— start of GIVEN PASSAGE —

How I Structure My Week as a Working Mom of Three (and Still Have a Soul)
- shyladifuntorum
- Nov 5, 2025
- 4 min read
Real-life rhythm, routines, and products that keep me (mostly) sane.
If there’s one thing I’ve learned as a full-time working mom of three (plus one very needy Hungarian Vizsla), it’s this: structure isn’t optional — it’s survival.
Between school drop-offs, meetings, dinner, laundry, and the never-ending snack requests, the only way our household stays remotely sane is by having a weekly rhythm that works for us, not against us.
Is it perfect? Not even close. But it gives me a foundation — and more importantly, a little room to breathe.
Here’s a peek at how I structure my week to juggle work, family, and the rare, sacred moment of me-time.
Sunday: The Planning + Reset Ritual
Sundays are sacred — not for rest, but for prep. (I wish I could say it’s peaceful, but honestly it’s 60% logistics, 40% bribing my kids to help.)
I spend about 30–45 minutes on Sunday afternoons doing what I call “preventative chaos control.”
☑ Review the week ahead (school events, deadlines, dentist appointments I definitely forgot to schedule).
☑ Meal plan + grocery list (3–4 dinners max because we live in reality).
☑ Prep school/work bags and outfits for Monday.
☑ Quick fridge clean-out and reset.
If I have time, I’ll use my Clever Fox Planner to sketch the week — it’s basically my second brain. And I’ll order groceries for pickup using Walmart, because dragging three kids through a grocery store is not an Olympic event I’m training for.
By Sunday night, my brain feels 10 pounds lighter — and Monday feels a little less like a face-plant.
Monday–Friday: The Daily Flow (a.k.a. Controlled Chaos)
Mornings: The Pre-Work Marathon
4:00–6:00 am: I wake up before everyone for quiet time — coffee, dog walk, and pretending I’m going to journal.
(Hot tip: a Yeti Rambler Mug keeps your coffee drinkable past 8:00 a.m. It’s witchcraft.)
6:00–7:00 am: Kids up, breakfast, get dressed, out the door. There’s cereal on the floor. There’s toothpaste on the wall. But somehow, everyone leaves alive.
8:00–4:30/5 pm: Work hours — usually stacked with meetings, project work, and at least one “Mom, I forgot my lunch” emergency run.
I front-load my heavy meetings in the morning and keep afternoons open for deep work, flexibility, or recovering from whatever life threw at us before 10 a.m. Of course, it doesn't always workout this way, but I try my best to align my days like this.
Evenings: The Wind-Down (Sort Of)
5:30–7:30 pm: Dinner, homework, bath, bedtime.

— end of GIVEN PASSAGE —

PROBLEMS TO WORK ON:
1. Answer these about the weekly-routine post:
(a) What breed is the family dog?
(b) About how long does the Sunday afternoon prep take?
(c) During what hours does the writer wake up for quiet time?
2. Update the weekly-routine post, beginning at the words "- shyladifuntorum" and stopping after "not against us.". Replace "Hungarian Vizsla" with "Labrador Retriever".
The material that comes next is separate from the weekly-routine post.

— start of RECORDED DATA —

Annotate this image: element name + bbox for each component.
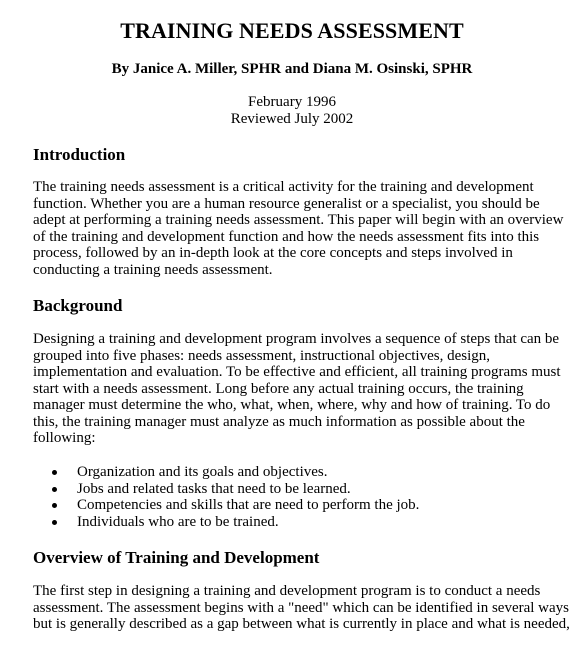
paragraph-line: this, the training manager must analyze as much information as possible about the	[33, 413, 525, 430]
paragraph-line: adept at performing a training needs assessment. This paper will begin with an overview	[33, 212, 564, 228]
paragraph-line: The training needs assessment is a critical activity for the training and development	[33, 179, 534, 195]
paragraph-line: process, followed by an in-depth look at the core concepts and steps involved in	[33, 245, 513, 261]
list-item	[50, 497, 419, 514]
introduction-paragraph	[33, 179, 564, 278]
document-title: TRAINING NEEDS ASSESSMENT	[120, 18, 464, 43]
overview-paragraph	[33, 583, 570, 633]
section-heading-introduction: Introduction	[33, 145, 126, 164]
list-item-text: Individuals who are to be trained.	[77, 513, 279, 530]
paragraph-line: following:	[33, 430, 96, 446]
document-authors: By Janice A. Miller, SPHR and Diana M. Osinski, SPHR	[111, 61, 473, 77]
paragraph-line: manager must determine the who, what, when, where, why and how of training. To do	[33, 397, 551, 413]
section-heading-overview: Overview of Training and Development	[33, 548, 320, 567]
paragraph-line: conducting a training needs assessment.	[33, 261, 273, 278]
paragraph-line: implementation and evaluation. To be effective and efficient, all training programs must	[33, 364, 561, 380]
list-item-text: Organization and its goals and objectives.	[77, 464, 328, 480]
paragraph-line: Designing a training and development program involves a sequence of steps that can be	[33, 331, 560, 347]
paragraph-line: function. Whether you are a human resource generalist or a specialist, you should be	[33, 195, 540, 212]
list-item-text: Jobs and related tasks that need to be learned.	[77, 480, 351, 497]
bullet-icon	[52, 520, 57, 525]
document-date: February 1996	[248, 94, 336, 110]
paragraph-line: grouped into five phases: needs assessment, instructional objectives, design,	[33, 347, 490, 364]
section-heading-background: Background	[33, 296, 123, 315]
list-item	[50, 464, 419, 481]
bullet-icon	[52, 470, 57, 475]
paragraph-line: assessment. The assessment begins with a "need" which can be identified in several ways	[33, 599, 569, 616]
paragraph-line: start with a needs assessment. Long before any actual training occurs, the training	[33, 380, 524, 397]
paragraph-line: but is generally described as a gap between what is currently in place and what is needed,	[33, 616, 570, 632]
bullet-icon	[52, 503, 57, 508]
list-item	[50, 514, 419, 531]
bullet-icon	[52, 487, 57, 492]
background-paragraph	[33, 331, 561, 447]
list-item-text: Competencies and skills that are need to perform the job.	[77, 497, 420, 513]
document-reviewed-date: Reviewed July 2002	[230, 111, 354, 127]
list-item	[50, 481, 419, 498]
background-bullet-list	[50, 464, 419, 530]
paragraph-line: The first step in designing a training and development program is to conduct a needs	[33, 583, 541, 599]
paragraph-line: of the training and development function and how the needs assessment fits into this	[33, 228, 540, 245]
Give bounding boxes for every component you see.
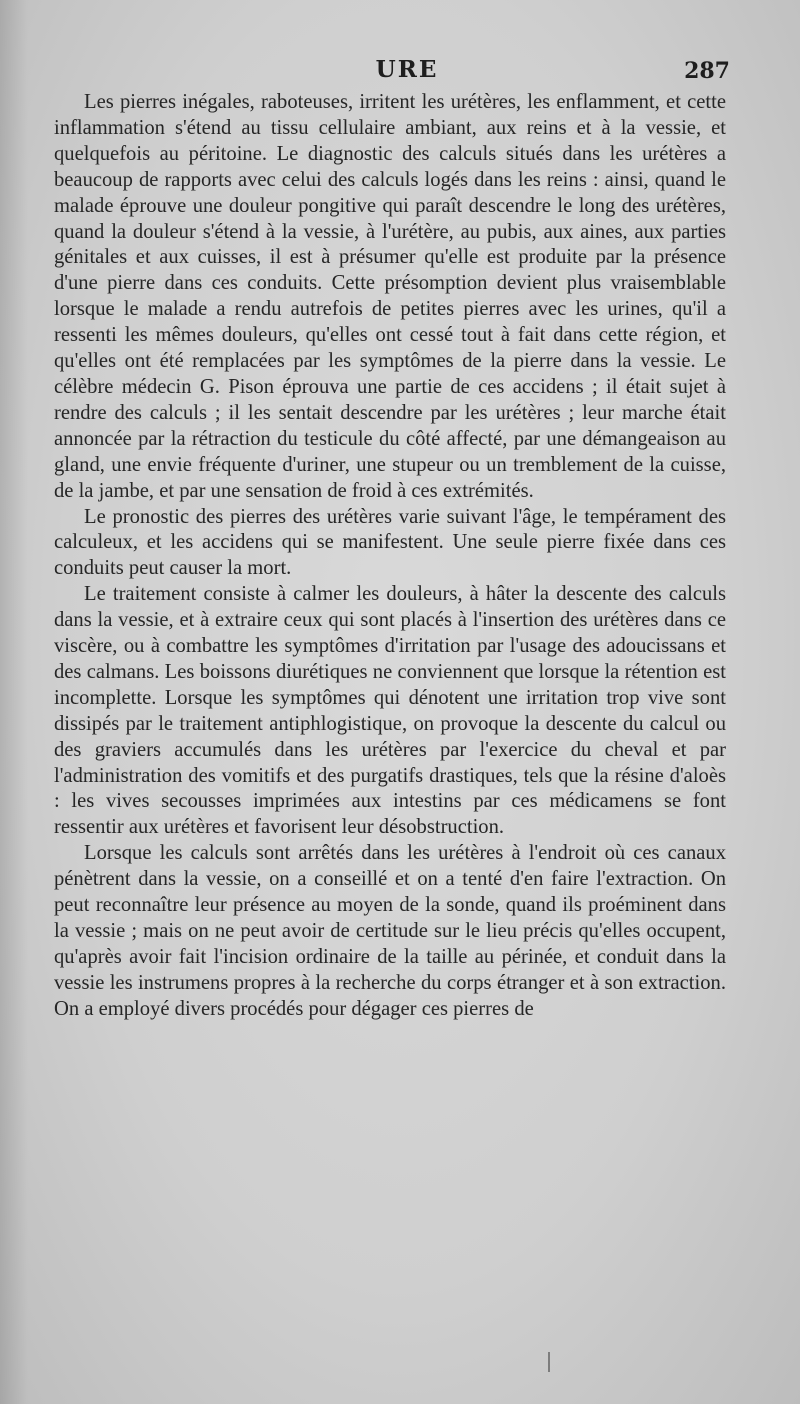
page-header — [84, 56, 730, 88]
page-number: 287 — [684, 58, 730, 84]
ink-speck — [548, 1352, 550, 1372]
body-text — [54, 90, 726, 1023]
paragraph-calculs-diagnostic: Les pierres inégales, raboteuses, irritent les urétères, les enflamment, et cette inflammation s'étend au tissu cellulaire ambiant, aux reins et à la vessie, et quelquefois au péritoine. Le diagnostic des calculs situés dans les urétères a beaucoup de rapports avec celui des calculs logés dans les reins : ainsi, quand le malade éprouve une douleur pongitive qui paraît descendre le long des urétères, quand la douleur s'étend à la vessie, à l'urétère, au pubis, aux aines, aux parties génitales et aux cuisses, il est à présumer qu'elle est produite par la présence d'une pierre dans ces conduits. Cette présomption devient plus vraisemblable lorsque le malade a rendu autrefois de petites pierres avec les urines, qu'il a ressenti les mêmes douleurs, qu'elles ont cessé tout à fait dans cette région, et qu'elles ont été remplacées par les symptômes de la pierre dans la vessie. Le célèbre médecin G. Pison éprouva une partie de ces accidens ; il était sujet à rendre des calculs ; il les sentait descendre par les urétères ; leur marche était annoncée par la rétraction du testicule du côté affecté, par une démangeaison au gland, une envie fréquente d'uriner, une stupeur ou un tremblement de la cuisse, de la jambe, et par une sensation de froid à ces extrémités. — [54, 91, 726, 502]
running-head: URE — [375, 56, 439, 83]
spine-shadow — [0, 0, 28, 1404]
paragraph-extraction: Lorsque les calculs sont arrêtés dans les urétères à l'endroit où ces canaux pénètrent dans la vessie, on a conseillé et on a tenté d'en faire l'extraction. On peut reconnaître leur présence au moyen de la sonde, quand ils proéminent dans la vessie ; mais on ne peut avoir de certitude sur le lieu précis qu'elles occupent, qu'après avoir fait l'incision ordinaire de la taille au périnée, et conduit dans la vessie les instrumens propres à la recherche du corps étranger et à son extraction. On a employé divers procédés pour dégager ces pierres de — [54, 842, 726, 1020]
paragraph-pronostic: Le pronostic des pierres des urétères varie suivant l'âge, le tempérament des calculeux, et les accidens qui se manifestent. Une seule pierre fixée dans ces conduits peut causer la mort. — [54, 505, 726, 580]
paragraph-traitement: Le traitement consiste à calmer les douleurs, à hâter la descente des calculs dans la vessie, et à extraire ceux qui sont placés à l'insertion des urétères dans ce viscère, ou à combattre les symptômes d'irritation par l'usage des adoucissans et des calmans. Les boissons diurétiques ne conviennent que lorsque la rétention est incomplette. Lorsque les symptômes qui dénotent une irritation trop vive sont dissipés par le traitement antiphlogistique, on provoque la descente du calcul ou des graviers accumulés dans les urétères par l'exercice du cheval et par l'administration des vomitifs et des purgatifs drastiques, tels que la résine d'aloès : les vives secousses imprimées aux intestins par ces médicamens se font ressentir aux urétères et favorisent leur désobstruction. — [54, 583, 726, 839]
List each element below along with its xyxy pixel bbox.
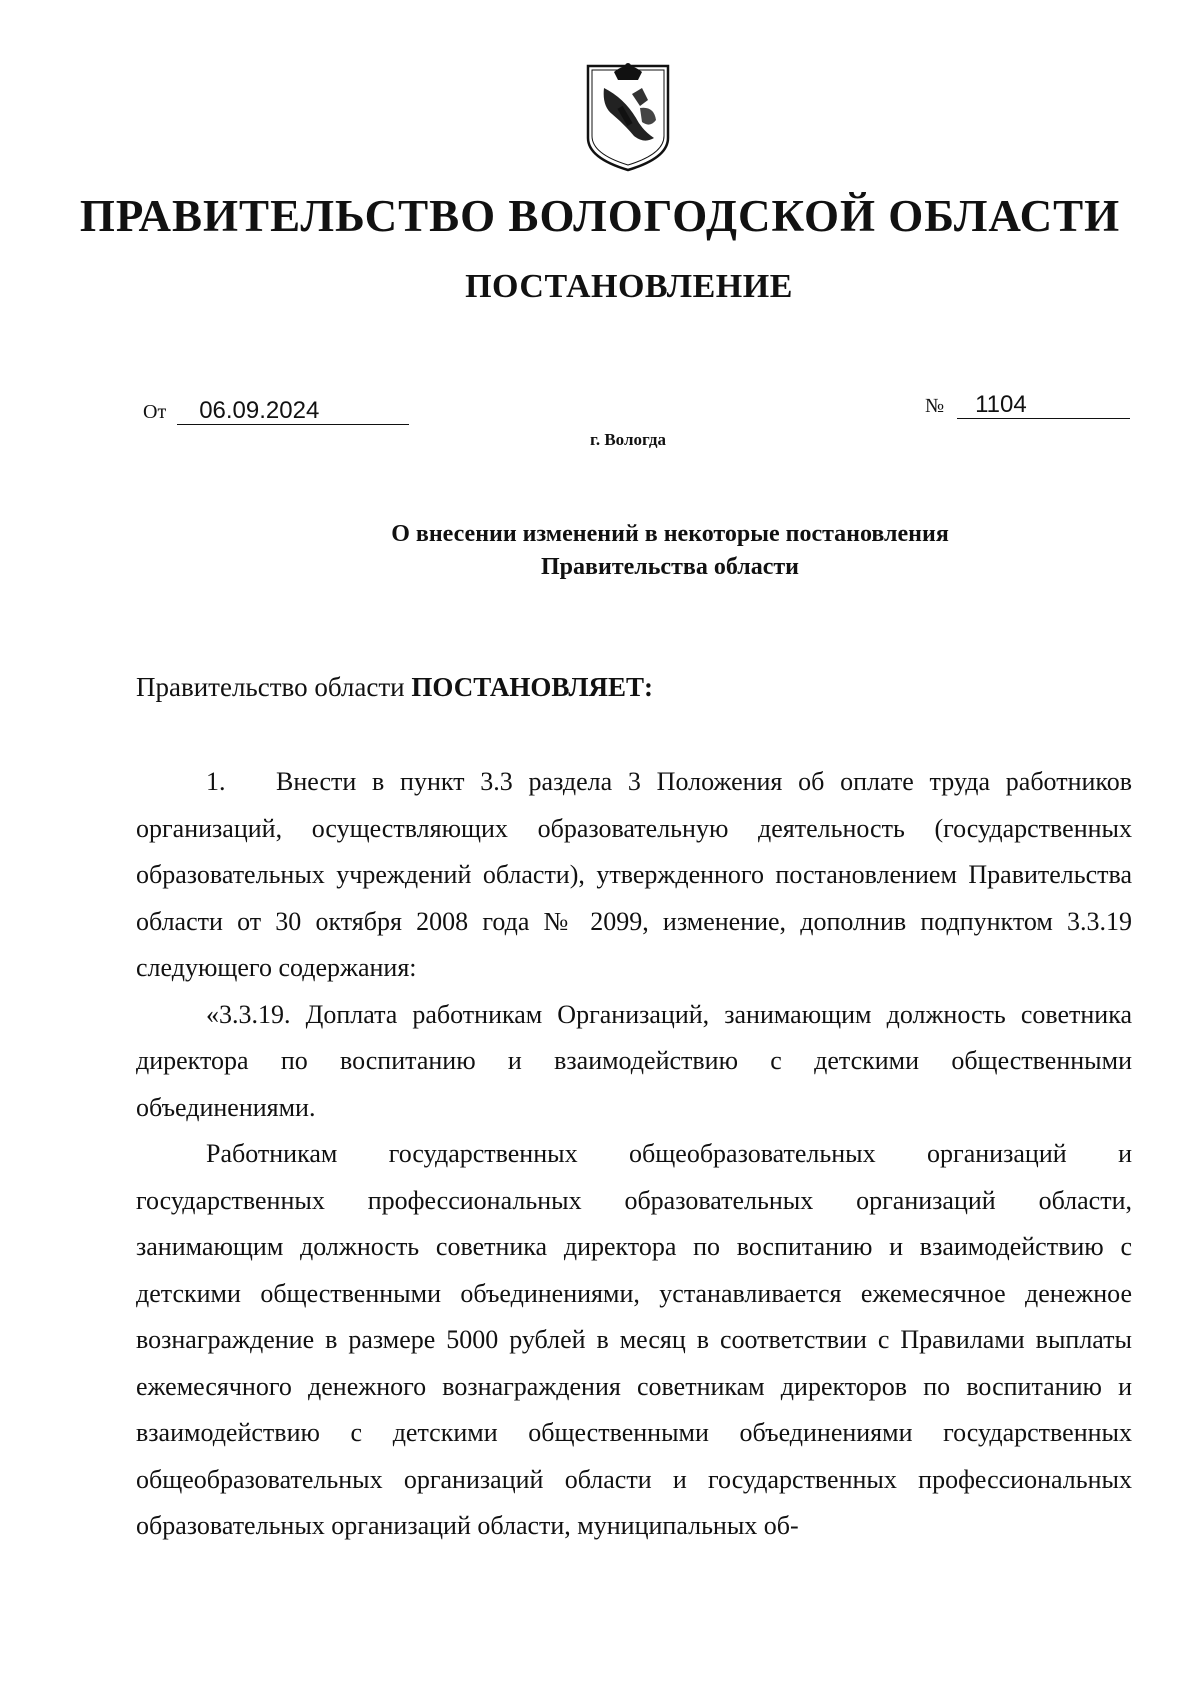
date-value: 06.09.2024 (177, 398, 409, 425)
document-type: ПОСТАНОВЛЕНИЕ (465, 268, 793, 305)
paragraph-2: Работникам государственных общеобразовательных организаций и государственных профессиональных образовательных организаций области, занимающим должность советника директора по воспитанию и взаимодействию с детскими общественными объединениями, устанавливается ежемесячное денежное вознаграждение в размере 5000 рублей в месяц в соответствии с Правилами выплаты ежемесячного денежного вознаграждения советникам директоров по воспитанию и взаимодействию с детскими общественными объединениями государственных общеобразовательных организаций области и государственных профессиональных образовательных организаций области, муниципальных об- (136, 1139, 1132, 1540)
paragraph-quote: «3.3.19. Доплата работникам Организаций, занимающим должность советника директора по воспитанию и взаимодействию с детскими общественными объединениями. (136, 999, 1132, 1122)
date-label: От (143, 401, 167, 423)
decree-prefix: Правительство области (136, 672, 412, 702)
city: г. Вологда (590, 430, 666, 449)
government-title: ПРАВИТЕЛЬСТВО ВОЛОГОДСКОЙ ОБЛАСТИ (79, 191, 1121, 241)
date-field (143, 398, 409, 425)
subject-line-2: Правительства области (541, 554, 799, 580)
number-field (925, 392, 1130, 419)
paragraph-item-1 (136, 759, 1132, 992)
document-body (136, 759, 1132, 1550)
decree-verb: ПОСТАНОВЛЯЕТ: (411, 672, 653, 702)
document-subject (300, 518, 1040, 584)
subject-line-1: О внесении изменений в некоторые постановления (391, 521, 949, 547)
item-1-text: Внести в пункт 3.3 раздела 3 Положения об оплате труда работников организаций, осуществляющих образовательную деятельность (государственных образовательных учреждений области), утвержденного постановлением Правительства области от 30 октября 2008 года № 2099, изменение, дополнив подпунктом 3.3.19 следующего содержания: (136, 767, 1132, 982)
number-value: 1104 (957, 392, 1130, 419)
item-number: 1. (206, 767, 226, 796)
coat-of-arms-icon (584, 58, 672, 176)
decree-statement (136, 672, 653, 703)
number-label: № (925, 395, 945, 417)
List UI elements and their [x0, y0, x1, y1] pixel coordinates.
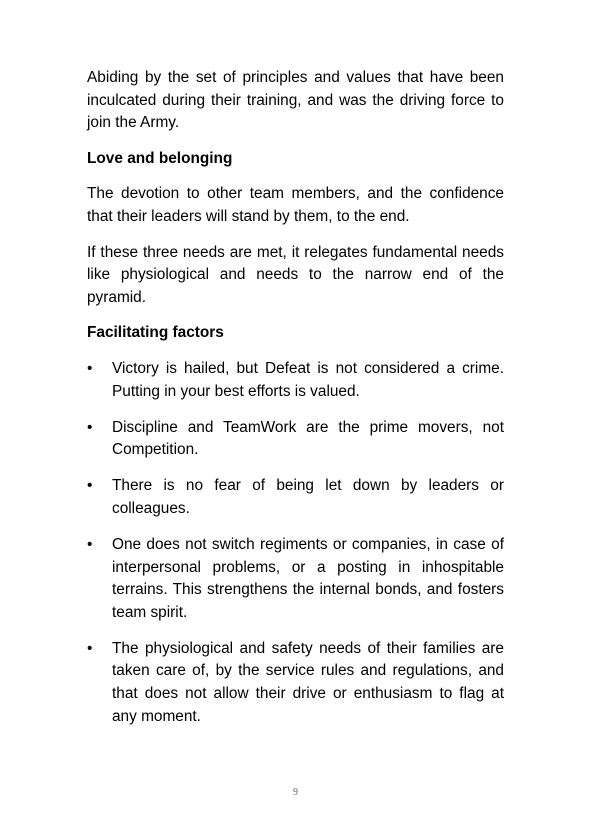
page-number: 9: [293, 787, 298, 798]
list-item-text: Discipline and TeamWork are the prime movers, not Competition.: [112, 418, 504, 459]
list-item-text: There is no fear of being let down by leaders or colleagues.: [112, 477, 504, 517]
devotion-paragraph: The devotion to other team members, and the confidence that their leaders will stand by them, to the end.: [87, 185, 504, 225]
bullet-icon: •: [87, 639, 93, 657]
needs-paragraph: If these three needs are met, it relegates fundamental needs like physiological and needs to the narrow end of the pyramid.: [87, 243, 504, 306]
list-item: [87, 417, 504, 462]
document-page: [87, 67, 504, 742]
intro-paragraph: Abiding by the set of principles and values that have been inculcated during their training, and was the driving force to join the Army.: [87, 69, 504, 132]
list-item: [87, 358, 504, 403]
list-item-text: Victory is hailed, but Defeat is not considered a crime. Putting in your best efforts is valued.: [112, 359, 504, 400]
section-heading-facilitating-factors: Facilitating factors: [87, 324, 224, 342]
list-item-text: One does not switch regiments or companies, in case of interpersonal problems, or a posting in inhospitable terrains. This strengthens the internal bonds, and fosters team spirit.: [112, 536, 504, 621]
list-item: [87, 475, 504, 520]
list-item: [87, 638, 504, 728]
bullet-icon: •: [87, 536, 93, 553]
section-heading-love-and-belonging: Love and belonging: [87, 149, 233, 167]
list-item: [87, 534, 504, 624]
facilitating-factors-list: [87, 358, 504, 728]
list-item-text: The physiological and safety needs of their families are taken care of, by the service rules and regulations, and that does not allow their drive or enthusiasm to flag at any moment.: [112, 639, 504, 725]
bullet-icon: •: [87, 359, 93, 377]
bullet-icon: •: [87, 477, 93, 495]
bullet-icon: •: [87, 418, 93, 436]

— end of RECORDED DATA —

SOLUTIONS TO THE EXERCISE:
1.
(a) A Hungarian Vizsla.
(b) About 30–45 minutes.
(c) 4:00–6:00 am.

2.
- shyladifuntorum
- Nov 5, 2025
- 4 min read
Real-life rhythm, routines, and products that keep me (mostly) sane.
If there’s one thing I’ve learned as a full-time working mom of three (plus one very needy Labrador Retriever), it’s this: structure isn’t optional — it’s survival.
Between school drop-offs, meetings, dinner, laundry, and the never-ending snack requests, the only way our household stays remotely sane is by having a weekly rhythm that works for us, not against us.